The task: Extract all data as written.

-------- Extracted information

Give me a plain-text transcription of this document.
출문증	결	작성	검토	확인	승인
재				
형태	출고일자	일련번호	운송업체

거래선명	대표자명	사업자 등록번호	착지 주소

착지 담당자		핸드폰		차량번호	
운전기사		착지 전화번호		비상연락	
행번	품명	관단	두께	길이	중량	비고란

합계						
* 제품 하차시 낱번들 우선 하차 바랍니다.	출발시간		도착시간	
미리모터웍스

----------------

Output below:
Give me a plain-text transcription of this document.
출문증	결	작성	검토	확인	승인
재				
형태	출고일자	일련번호	운송업체

거래선명	대표자명	사업자 등록번호	착지 주소

착지 담당자		핸드폰		차량번호	
운전기사		착지 전화번호		비상연락	
행번	품명	관단	두께	길이	중량	비고란

합계						
* 제품 하차시 낱번들 우선 하차 바랍니다.	출발시간		도착시간	
미리모터웍스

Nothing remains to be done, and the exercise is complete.